**Provided material**
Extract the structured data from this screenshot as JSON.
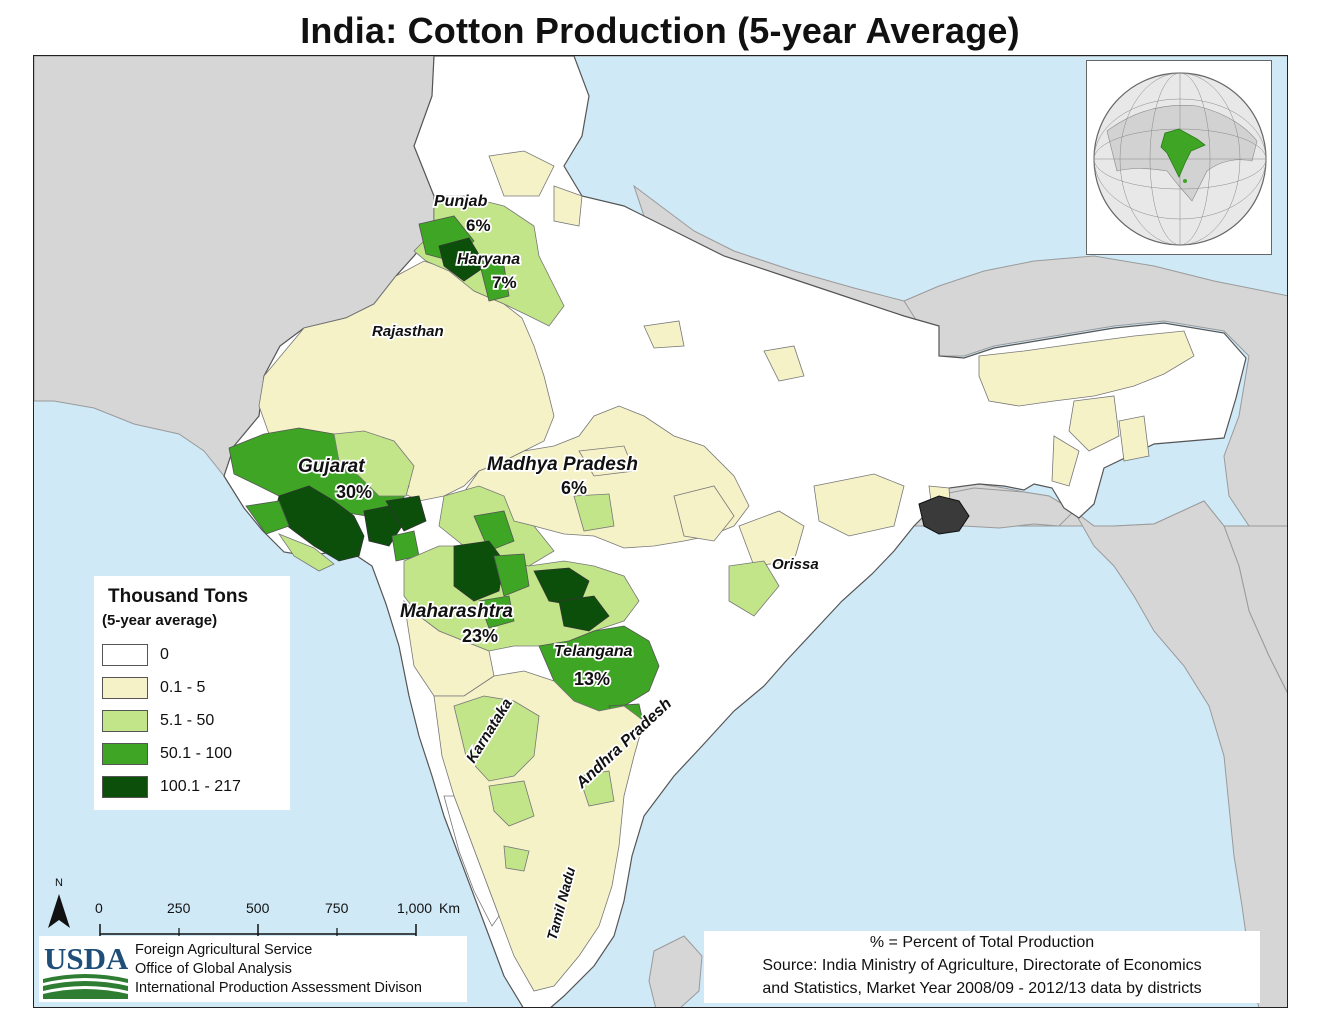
{
  "title": "India: Cotton Production (5-year Average)",
  "colors": {
    "water": "#cfe9f7",
    "neighbor_land": "#d6d6d6",
    "class_0": "#ffffff",
    "class_1": "#f5f2c8",
    "class_2": "#c2e589",
    "class_3": "#3fa524",
    "class_4": "#0b4f0b",
    "usda_blue": "#1f4e79",
    "usda_green": "#2e7d32"
  },
  "states": [
    {
      "name": "Punjab",
      "share": "6%"
    },
    {
      "name": "Haryana",
      "share": "7%"
    },
    {
      "name": "Rajasthan",
      "share": ""
    },
    {
      "name": "Gujarat",
      "share": "30%"
    },
    {
      "name": "Madhya Pradesh",
      "share": "6%"
    },
    {
      "name": "Maharashtra",
      "share": "23%"
    },
    {
      "name": "Telangana",
      "share": "13%"
    },
    {
      "name": "Orissa",
      "share": ""
    },
    {
      "name": "Karnataka",
      "share": ""
    },
    {
      "name": "Andhra Pradesh",
      "share": ""
    },
    {
      "name": "Tamil Nadu",
      "share": ""
    }
  ],
  "legend": {
    "title": "Thousand Tons",
    "subtitle": "(5-year average)",
    "classes": [
      {
        "label": "0",
        "color": "#ffffff"
      },
      {
        "label": "0.1 - 5",
        "color": "#f5f2c8"
      },
      {
        "label": "5.1 - 50",
        "color": "#c2e589"
      },
      {
        "label": "50.1 - 100",
        "color": "#3fa524"
      },
      {
        "label": "100.1 - 217",
        "color": "#0b4f0b"
      }
    ]
  },
  "scale_bar": {
    "north_label": "N",
    "ticks": [
      "0",
      "250",
      "500",
      "750",
      "1,000"
    ],
    "unit": "Km"
  },
  "agency": {
    "logo_text": "USDA",
    "lines": [
      "Foreign Agricultural Service",
      "Office of Global Analysis",
      "International Production Assessment Divison"
    ]
  },
  "source": {
    "lines": [
      "% = Percent of Total Production",
      "Source: India Ministry of Agriculture, Directorate of Economics",
      "and Statistics, Market Year 2008/09 - 2012/13 data by districts"
    ]
  }
}
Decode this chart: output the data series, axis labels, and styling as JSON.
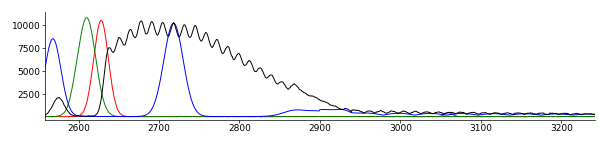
{
  "xlim": [
    2558,
    3242
  ],
  "ylim": [
    -300,
    11500
  ],
  "xticks": [
    2600,
    2700,
    2800,
    2900,
    3000,
    3100,
    3200
  ],
  "yticks": [
    2500,
    5000,
    7500,
    10000
  ],
  "ytick_labels": [
    "2500",
    "5000",
    "7500",
    "10000"
  ],
  "background_color": "#ffffff",
  "line_colors": {
    "black": "#000000",
    "blue": "#0000ff",
    "green": "#008000",
    "red": "#ff0000"
  },
  "linewidth": 0.7,
  "figsize": [
    5.98,
    1.46
  ],
  "dpi": 100
}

**What is needed**
Produce an exact copy of the lines from the line containing "Decode this chart: output" through the last line of the records, with no pictures and no other text.

**Right answer**
Decode this chart: output the data series, axis labels, and styling as JSON.
{
  "xlim": [
    2558,
    3242
  ],
  "ylim": [
    -300,
    11500
  ],
  "xticks": [
    2600,
    2700,
    2800,
    2900,
    3000,
    3100,
    3200
  ],
  "yticks": [
    2500,
    5000,
    7500,
    10000
  ],
  "ytick_labels": [
    "2500",
    "5000",
    "7500",
    "10000"
  ],
  "background_color": "#ffffff",
  "line_colors": {
    "black": "#000000",
    "blue": "#0000ff",
    "green": "#008000",
    "red": "#ff0000"
  },
  "linewidth": 0.7,
  "figsize": [
    5.98,
    1.46
  ],
  "dpi": 100
}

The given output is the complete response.